Your objective: Extract each line of the records below that contains the word "System".

Supplied material:
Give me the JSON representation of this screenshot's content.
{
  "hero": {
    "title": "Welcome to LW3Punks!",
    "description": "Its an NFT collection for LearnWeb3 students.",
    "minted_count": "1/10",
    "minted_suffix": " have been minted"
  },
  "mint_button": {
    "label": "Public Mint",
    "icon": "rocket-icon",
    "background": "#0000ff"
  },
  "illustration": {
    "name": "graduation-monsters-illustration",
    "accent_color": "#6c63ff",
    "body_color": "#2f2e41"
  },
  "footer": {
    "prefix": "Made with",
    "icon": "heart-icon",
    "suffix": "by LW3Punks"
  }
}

* * *

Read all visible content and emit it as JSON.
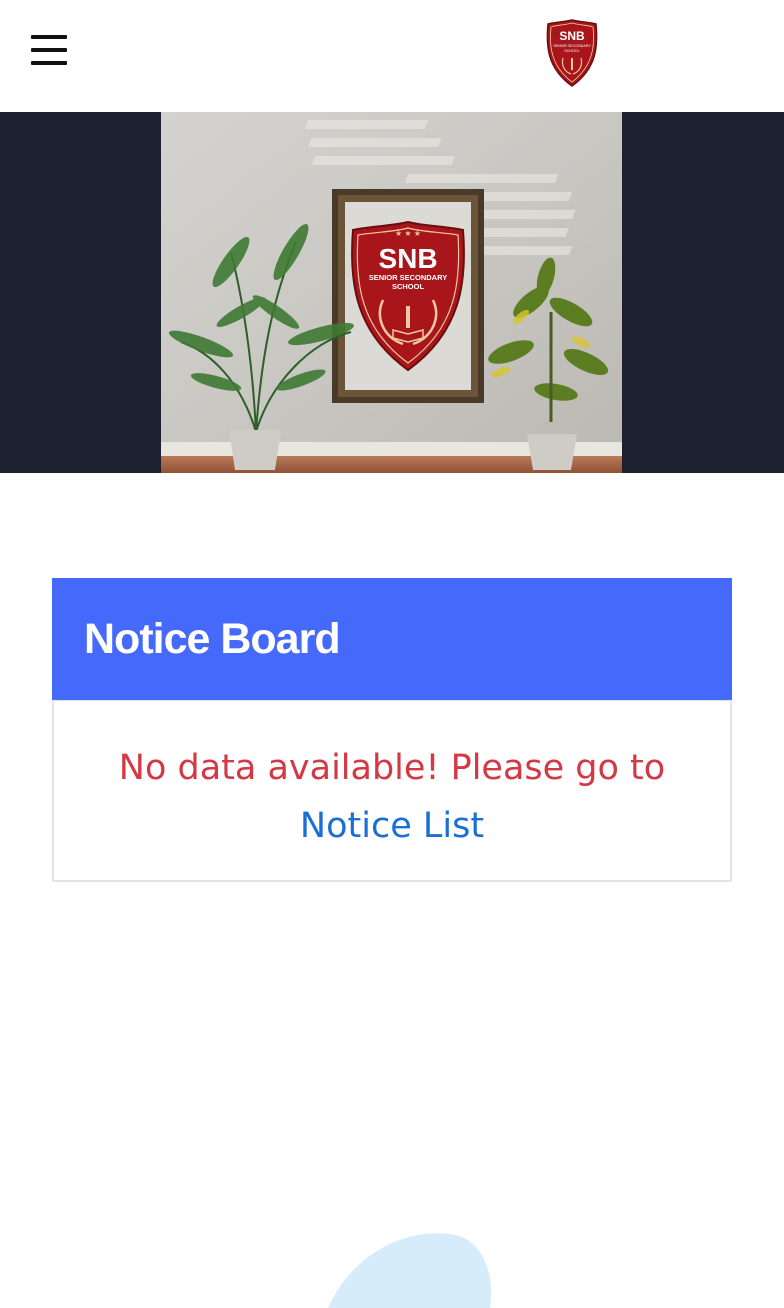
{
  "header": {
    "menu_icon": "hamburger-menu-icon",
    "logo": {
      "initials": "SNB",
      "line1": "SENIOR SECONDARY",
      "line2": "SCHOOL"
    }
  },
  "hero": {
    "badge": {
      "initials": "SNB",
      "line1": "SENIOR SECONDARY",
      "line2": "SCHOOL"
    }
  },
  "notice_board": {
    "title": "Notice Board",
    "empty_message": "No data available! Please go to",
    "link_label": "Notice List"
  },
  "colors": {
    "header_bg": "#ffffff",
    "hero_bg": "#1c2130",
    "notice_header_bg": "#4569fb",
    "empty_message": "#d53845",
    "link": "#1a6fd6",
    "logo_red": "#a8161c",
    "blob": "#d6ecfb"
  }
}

* * *

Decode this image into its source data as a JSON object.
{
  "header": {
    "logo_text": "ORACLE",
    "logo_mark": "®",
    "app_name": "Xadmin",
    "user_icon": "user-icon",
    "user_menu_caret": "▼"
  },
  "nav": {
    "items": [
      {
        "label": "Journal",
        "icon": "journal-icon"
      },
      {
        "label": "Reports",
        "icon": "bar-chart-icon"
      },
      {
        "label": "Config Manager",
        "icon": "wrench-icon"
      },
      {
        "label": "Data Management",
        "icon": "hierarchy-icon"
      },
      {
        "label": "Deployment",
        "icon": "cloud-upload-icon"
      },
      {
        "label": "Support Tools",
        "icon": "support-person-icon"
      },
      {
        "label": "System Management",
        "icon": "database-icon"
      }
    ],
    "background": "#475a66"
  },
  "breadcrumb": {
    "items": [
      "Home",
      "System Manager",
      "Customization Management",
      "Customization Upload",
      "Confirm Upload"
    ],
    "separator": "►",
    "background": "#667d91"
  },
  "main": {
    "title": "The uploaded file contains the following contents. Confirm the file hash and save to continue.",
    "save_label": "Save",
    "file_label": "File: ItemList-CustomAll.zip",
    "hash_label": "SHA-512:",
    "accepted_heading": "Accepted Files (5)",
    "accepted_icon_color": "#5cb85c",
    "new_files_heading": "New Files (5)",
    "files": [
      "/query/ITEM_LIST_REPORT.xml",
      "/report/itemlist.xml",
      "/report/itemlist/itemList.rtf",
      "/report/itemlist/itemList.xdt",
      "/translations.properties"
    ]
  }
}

Final result:
        "label": "System Management",
      "System Manager",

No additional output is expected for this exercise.